**TASK MATERIAL:**
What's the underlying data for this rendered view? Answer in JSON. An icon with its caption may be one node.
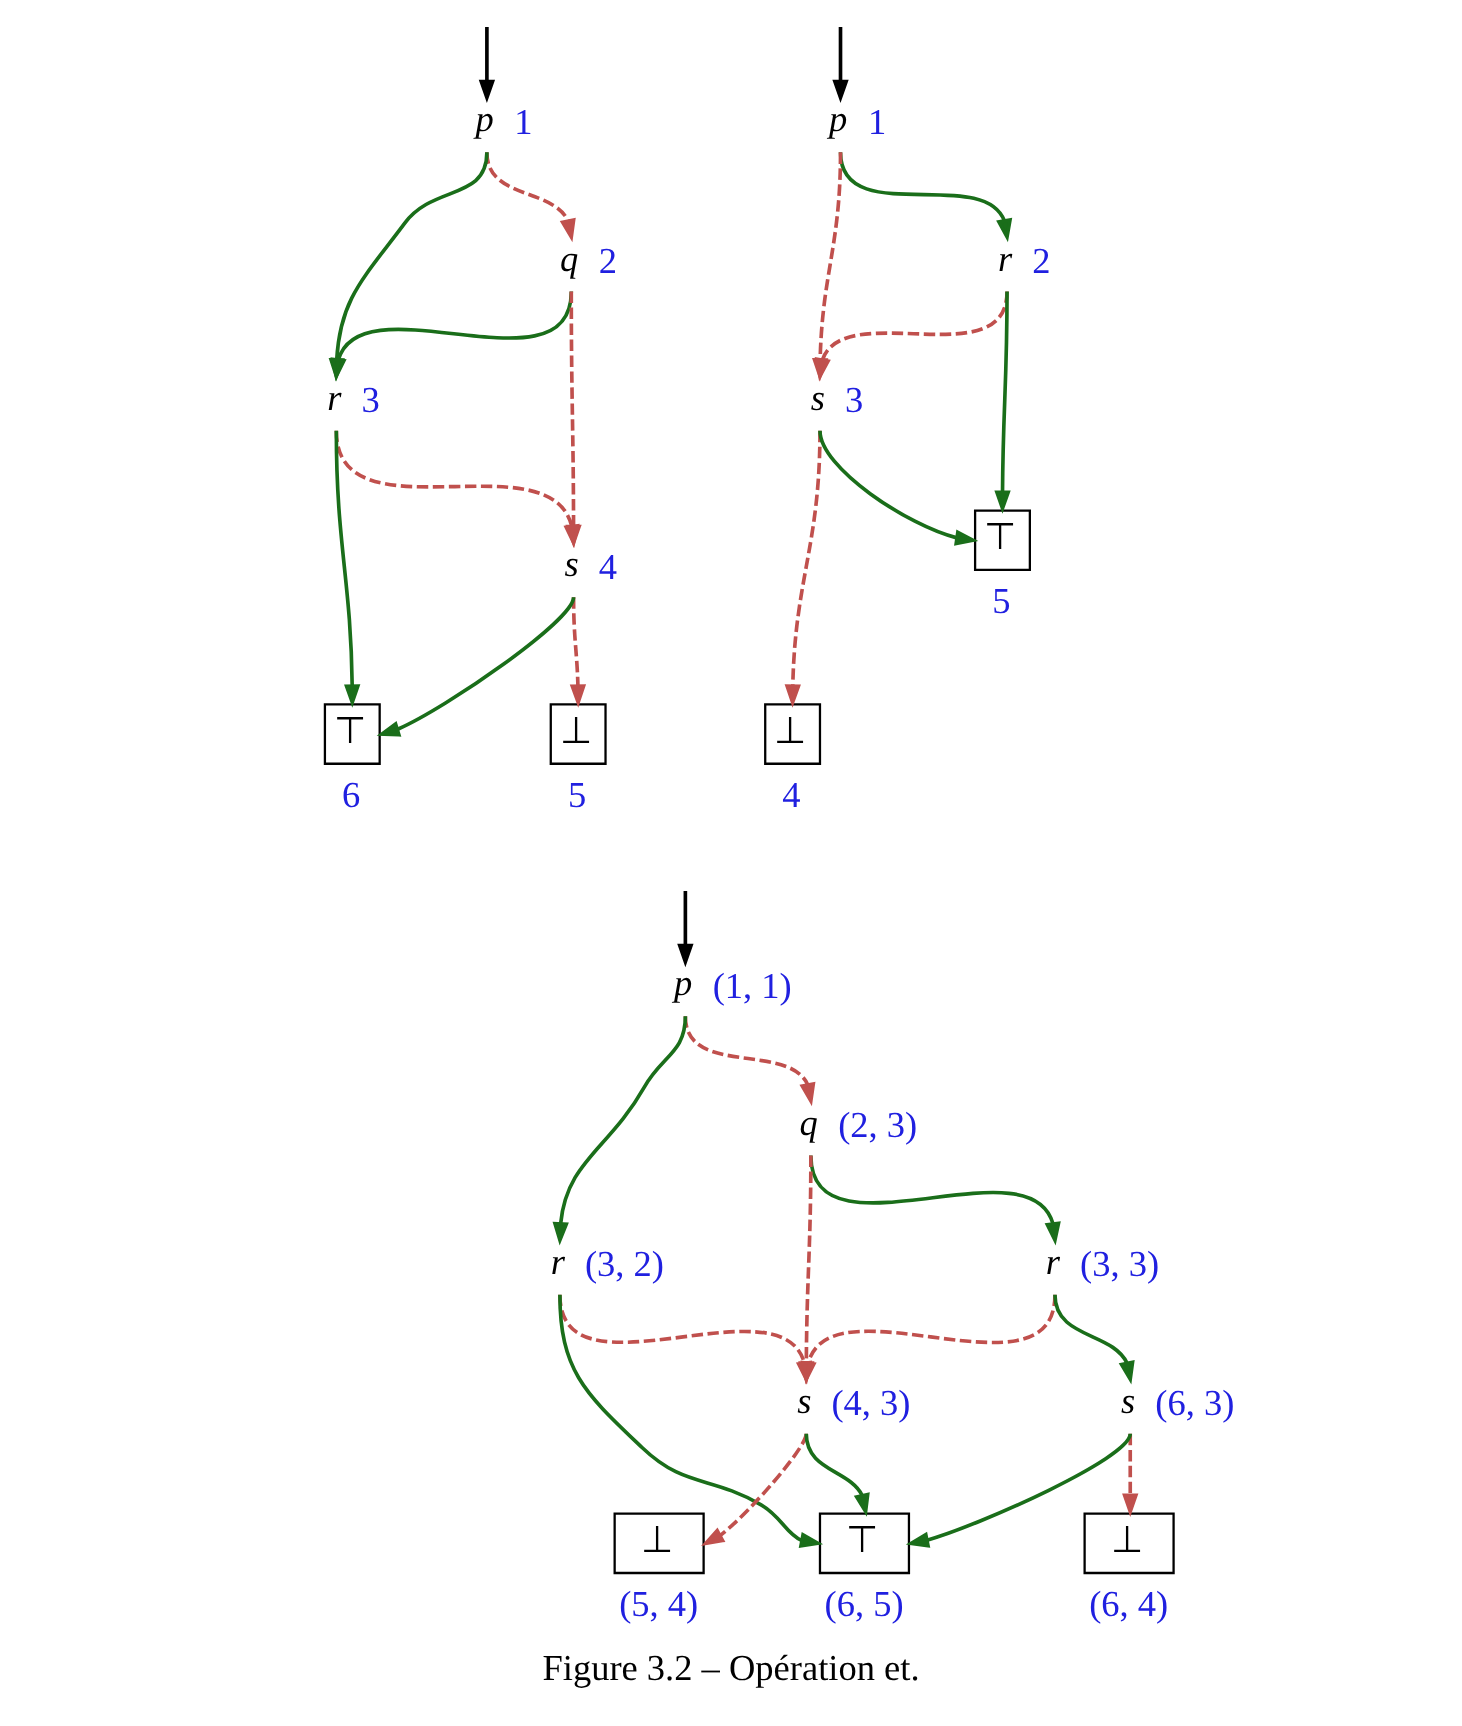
{
  "diagram": {
    "caption": "Figure 3.2 – Opération et.",
    "nodes": [
      {
        "text": [
          "p"
        ],
        "beside": [
          "1"
        ]
      },
      {
        "text": [
          "q"
        ],
        "beside": [
          "2"
        ]
      },
      {
        "text": [
          "r"
        ],
        "beside": [
          "3"
        ]
      },
      {
        "text": [
          "s"
        ],
        "beside": [
          "4"
        ]
      },
      {
        "text": [
          "⊥"
        ],
        "beside": [
          "5"
        ]
      },
      {
        "text": [
          "⊤"
        ],
        "beside": [
          "6"
        ]
      },
      {
        "text": [
          "p"
        ],
        "beside": [
          "1"
        ]
      },
      {
        "text": [
          "r"
        ],
        "beside": [
          "2"
        ]
      },
      {
        "text": [
          "s"
        ],
        "beside": [
          "3"
        ]
      },
      {
        "text": [
          "⊥"
        ],
        "beside": [
          "4"
        ]
      },
      {
        "text": [
          "⊤"
        ],
        "beside": [
          "5"
        ]
      },
      {
        "text": [
          "p"
        ],
        "beside": [
          "(1, 1)"
        ]
      },
      {
        "text": [
          "q"
        ],
        "beside": [
          "(2, 3)"
        ]
      },
      {
        "text": [
          "r"
        ],
        "beside": [
          "(3, 3)"
        ]
      },
      {
        "text": [
          "r"
        ],
        "beside": [
          "(3, 2)"
        ]
      },
      {
        "text": [
          "s"
        ],
        "beside": [
          "(4, 3)"
        ]
      },
      {
        "text": [
          "s"
        ],
        "beside": [
          "(6, 3)"
        ]
      },
      {
        "text": [
          "⊥"
        ],
        "beside": [
          "(5, 4)"
        ]
      },
      {
        "text": [
          "⊥"
        ],
        "beside": [
          "(6, 4)"
        ]
      },
      {
        "text": [
          "⊤"
        ],
        "beside": [
          "(6, 5)"
        ]
      }
    ],
    "edges": [
      {
        "from": null,
        "to": 0,
        "arrow": "to",
        "color": "#000000"
      },
      {
        "from": 0,
        "to": 1,
        "arrow": "to",
        "style": "dashed",
        "color": "#c0504d"
      },
      {
        "from": 0,
        "to": 2,
        "arrow": "to",
        "color": "#1a6e1a"
      },
      {
        "from": 1,
        "to": 2,
        "arrow": "to",
        "color": "#1a6e1a"
      },
      {
        "from": 1,
        "to": 3,
        "arrow": "to",
        "style": "dashed",
        "color": "#c0504d"
      },
      {
        "from": 2,
        "to": 3,
        "arrow": "to",
        "style": "dashed",
        "color": "#c0504d"
      },
      {
        "from": 2,
        "to": 5,
        "arrow": "to",
        "color": "#1a6e1a"
      },
      {
        "from": 3,
        "to": 4,
        "arrow": "to",
        "style": "dashed",
        "color": "#c0504d"
      },
      {
        "from": 3,
        "to": 5,
        "arrow": "to",
        "color": "#1a6e1a"
      },
      {
        "from": null,
        "to": 6,
        "arrow": "to",
        "color": "#000000"
      },
      {
        "from": 6,
        "to": 7,
        "arrow": "to",
        "color": "#1a6e1a"
      },
      {
        "from": 6,
        "to": 8,
        "arrow": "to",
        "style": "dashed",
        "color": "#c0504d"
      },
      {
        "from": 7,
        "to": 8,
        "arrow": "to",
        "style": "dashed",
        "color": "#c0504d"
      },
      {
        "from": 7,
        "to": 10,
        "arrow": "to",
        "color": "#1a6e1a"
      },
      {
        "from": 8,
        "to": 9,
        "arrow": "to",
        "style": "dashed",
        "color": "#c0504d"
      },
      {
        "from": 8,
        "to": 10,
        "arrow": "to",
        "color": "#1a6e1a"
      },
      {
        "from": null,
        "to": 11,
        "arrow": "to",
        "color": "#000000"
      },
      {
        "from": 11,
        "to": 12,
        "arrow": "to",
        "style": "dashed",
        "color": "#c0504d"
      },
      {
        "from": 11,
        "to": 14,
        "arrow": "to",
        "color": "#1a6e1a"
      },
      {
        "from": 12,
        "to": 15,
        "arrow": "to",
        "style": "dashed",
        "color": "#c0504d"
      },
      {
        "from": 12,
        "to": 13,
        "arrow": "to",
        "color": "#1a6e1a"
      },
      {
        "from": 13,
        "to": 15,
        "arrow": "to",
        "style": "dashed",
        "color": "#c0504d"
      },
      {
        "from": 13,
        "to": 16,
        "arrow": "to",
        "color": "#1a6e1a"
      },
      {
        "from": 14,
        "to": 15,
        "arrow": "to",
        "style": "dashed",
        "color": "#c0504d"
      },
      {
        "from": 14,
        "to": 19,
        "arrow": "to",
        "color": "#1a6e1a"
      },
      {
        "from": 15,
        "to": 17,
        "arrow": "to",
        "style": "dashed",
        "color": "#c0504d"
      },
      {
        "from": 15,
        "to": 19,
        "arrow": "to",
        "color": "#1a6e1a"
      },
      {
        "from": 16,
        "to": 18,
        "arrow": "to",
        "style": "dashed",
        "color": "#c0504d"
      },
      {
        "from": 16,
        "to": 19,
        "arrow": "to",
        "color": "#1a6e1a"
      }
    ]
  }
}
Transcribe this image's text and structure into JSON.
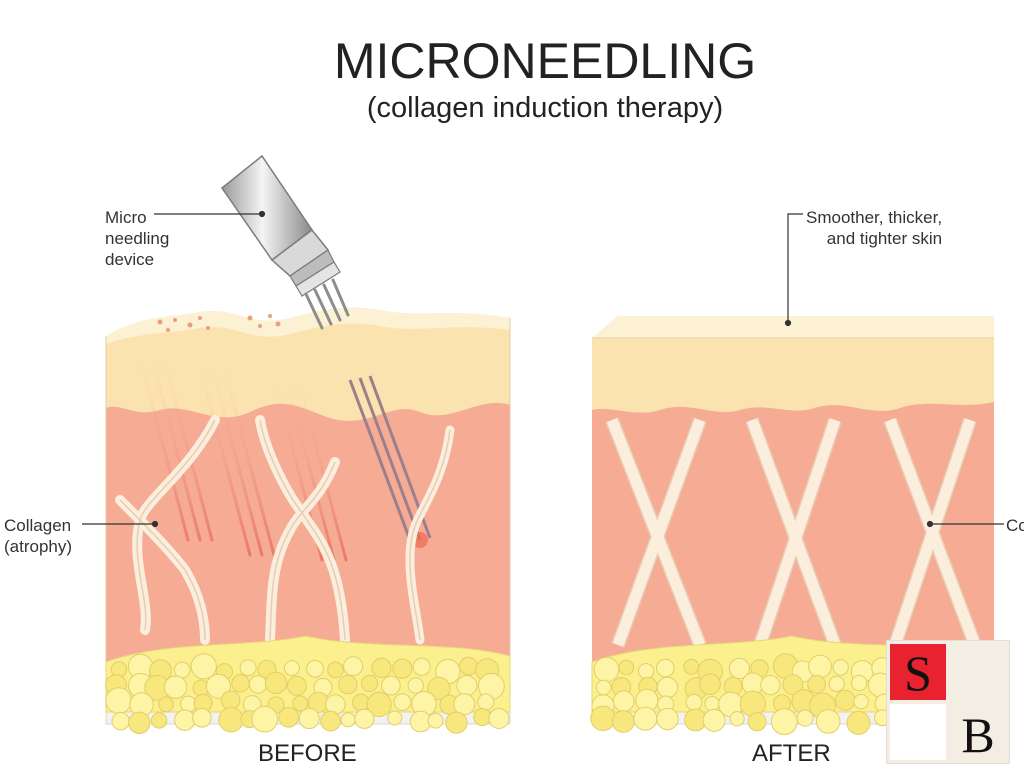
{
  "title": "MICRONEEDLING",
  "subtitle": "(collagen induction therapy)",
  "labels": {
    "device_line1": "Micro",
    "device_line2": "needling",
    "device_line3": "device",
    "collagen_before_line1": "Collagen",
    "collagen_before_line2": "(atrophy)",
    "skin_after_line1": "Smoother, thicker,",
    "skin_after_line2": "and tighter skin",
    "collagen_after_partial": "Co"
  },
  "captions": {
    "before": "BEFORE",
    "after": "AFTER"
  },
  "logo": {
    "letter_top": "S",
    "letter_bottom": "B",
    "accent_color": "#e8232f",
    "bg_color": "#f3ede3"
  },
  "colors": {
    "epidermis": "#fbe3b0",
    "dermis": "#f6ab95",
    "fat": "#fbef8e",
    "collagen": "#fbeedd",
    "needle_marks": "#ee5a4e"
  }
}
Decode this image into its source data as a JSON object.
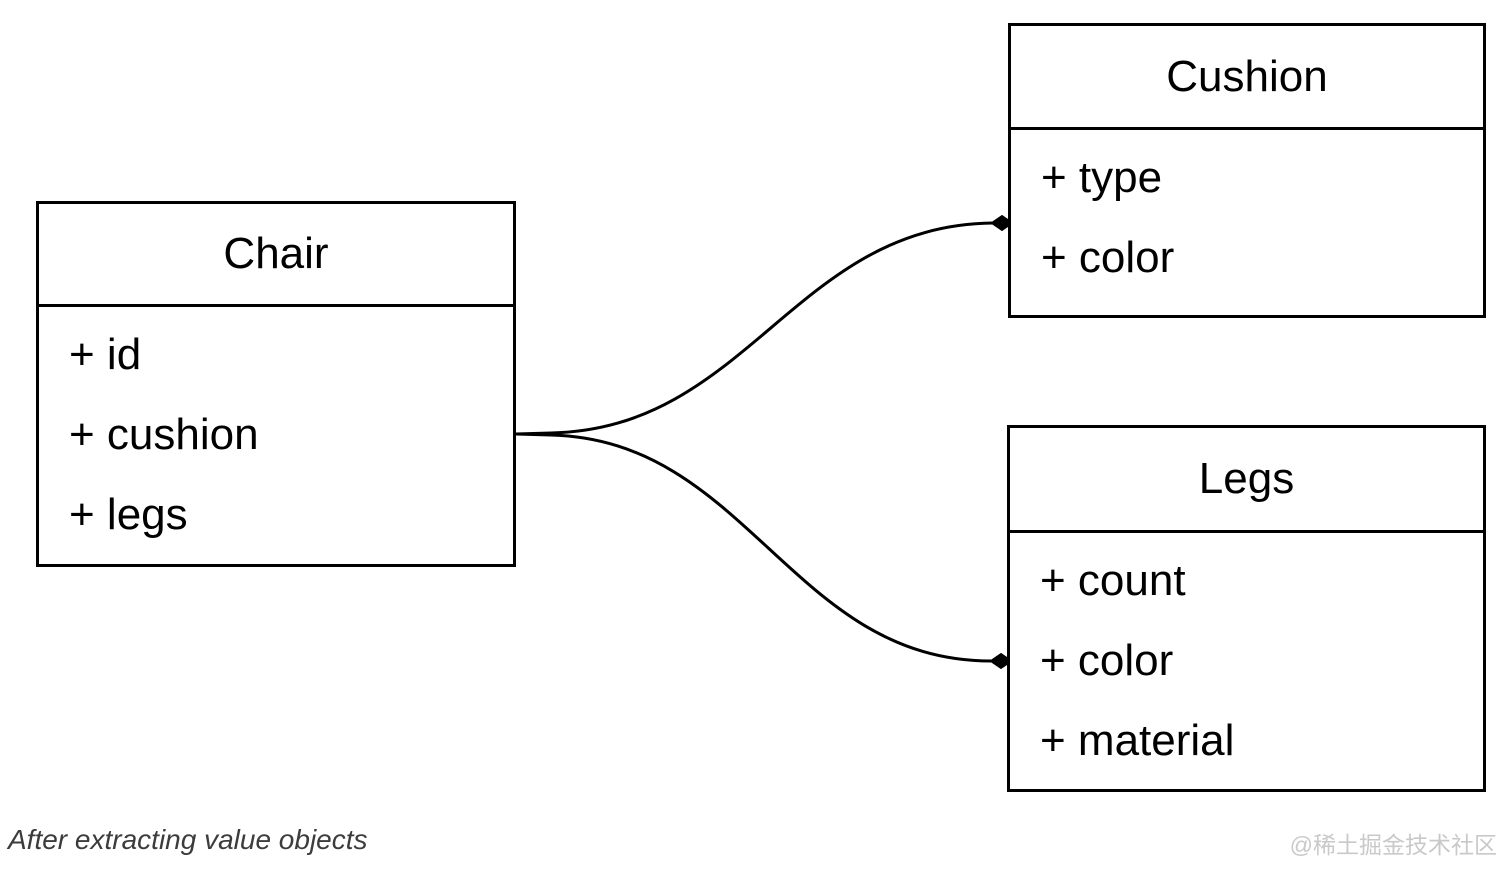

**TASK GOAL:** Every line of the records that includes the word "data" should be gathered.

**CORRECT RESULT:**
What's the underlying data for this rendered view? Answer in JSON. An icon with its caption may be one node.
Decode this image into its source data as a JSON object.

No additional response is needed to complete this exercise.